Extracted data entries:

===

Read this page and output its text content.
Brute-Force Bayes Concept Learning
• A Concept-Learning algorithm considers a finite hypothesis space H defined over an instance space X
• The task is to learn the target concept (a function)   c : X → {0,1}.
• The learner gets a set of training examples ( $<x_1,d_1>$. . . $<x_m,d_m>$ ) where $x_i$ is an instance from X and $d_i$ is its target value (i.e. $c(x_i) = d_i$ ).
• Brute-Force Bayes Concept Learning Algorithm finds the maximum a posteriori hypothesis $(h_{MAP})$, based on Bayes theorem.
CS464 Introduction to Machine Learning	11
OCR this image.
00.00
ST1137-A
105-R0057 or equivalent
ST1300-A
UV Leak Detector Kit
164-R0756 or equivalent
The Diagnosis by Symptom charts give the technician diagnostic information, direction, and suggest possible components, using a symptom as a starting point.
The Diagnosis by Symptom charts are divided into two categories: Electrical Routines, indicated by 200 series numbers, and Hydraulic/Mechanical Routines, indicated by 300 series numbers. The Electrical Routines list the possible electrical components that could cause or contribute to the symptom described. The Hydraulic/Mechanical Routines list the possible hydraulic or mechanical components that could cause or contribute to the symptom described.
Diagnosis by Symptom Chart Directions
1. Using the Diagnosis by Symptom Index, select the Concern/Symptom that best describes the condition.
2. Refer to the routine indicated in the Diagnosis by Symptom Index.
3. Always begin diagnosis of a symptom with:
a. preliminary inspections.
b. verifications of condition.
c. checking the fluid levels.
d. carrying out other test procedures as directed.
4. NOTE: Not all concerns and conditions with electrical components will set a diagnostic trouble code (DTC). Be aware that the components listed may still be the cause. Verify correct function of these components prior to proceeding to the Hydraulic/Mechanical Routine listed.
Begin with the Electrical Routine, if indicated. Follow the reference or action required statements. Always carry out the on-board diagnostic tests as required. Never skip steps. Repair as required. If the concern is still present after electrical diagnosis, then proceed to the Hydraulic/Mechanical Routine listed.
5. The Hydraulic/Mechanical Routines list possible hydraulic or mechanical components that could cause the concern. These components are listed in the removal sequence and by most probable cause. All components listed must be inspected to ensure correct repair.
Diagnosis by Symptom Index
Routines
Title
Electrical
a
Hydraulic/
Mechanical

===

Goal —
Send back every record, precisely as written.

Written answer —
Read this page and output its text content.
Brute-Force Bayes Concept Learning
• A Concept-Learning algorithm considers a finite hypothesis space H defined over an instance space X
• The task is to learn the target concept (a function)   c : X → {0,1}.
• The learner gets a set of training examples ( $<x_1,d_1>$. . . $<x_m,d_m>$ ) where $x_i$ is an instance from X and $d_i$ is its target value (i.e. $c(x_i) = d_i$ ).
• Brute-Force Bayes Concept Learning Algorithm finds the maximum a posteriori hypothesis $(h_{MAP})$, based on Bayes theorem.
CS464 Introduction to Machine Learning	11
OCR this image.
00.00
ST1137-A
105-R0057 or equivalent
ST1300-A
UV Leak Detector Kit
164-R0756 or equivalent
The Diagnosis by Symptom charts give the technician diagnostic information, direction, and suggest possible components, using a symptom as a starting point.
The Diagnosis by Symptom charts are divided into two categories: Electrical Routines, indicated by 200 series numbers, and Hydraulic/Mechanical Routines, indicated by 300 series numbers. The Electrical Routines list the possible electrical components that could cause or contribute to the symptom described. The Hydraulic/Mechanical Routines list the possible hydraulic or mechanical components that could cause or contribute to the symptom described.
Diagnosis by Symptom Chart Directions
1. Using the Diagnosis by Symptom Index, select the Concern/Symptom that best describes the condition.
2. Refer to the routine indicated in the Diagnosis by Symptom Index.
3. Always begin diagnosis of a symptom with:
a. preliminary inspections.
b. verifications of condition.
c. checking the fluid levels.
d. carrying out other test procedures as directed.
4. NOTE: Not all concerns and conditions with electrical components will set a diagnostic trouble code (DTC). Be aware that the components listed may still be the cause. Verify correct function of these components prior to proceeding to the Hydraulic/Mechanical Routine listed.
Begin with the Electrical Routine, if indicated. Follow the reference or action required statements. Always carry out the on-board diagnostic tests as required. Never skip steps. Repair as required. If the concern is still present after electrical diagnosis, then proceed to the Hydraulic/Mechanical Routine listed.
5. The Hydraulic/Mechanical Routines list possible hydraulic or mechanical components that could cause the concern. These components are listed in the removal sequence and by most probable cause. All components listed must be inspected to ensure correct repair.
Diagnosis by Symptom Index
Routines
Title
Electrical
a
Hydraulic/
Mechanical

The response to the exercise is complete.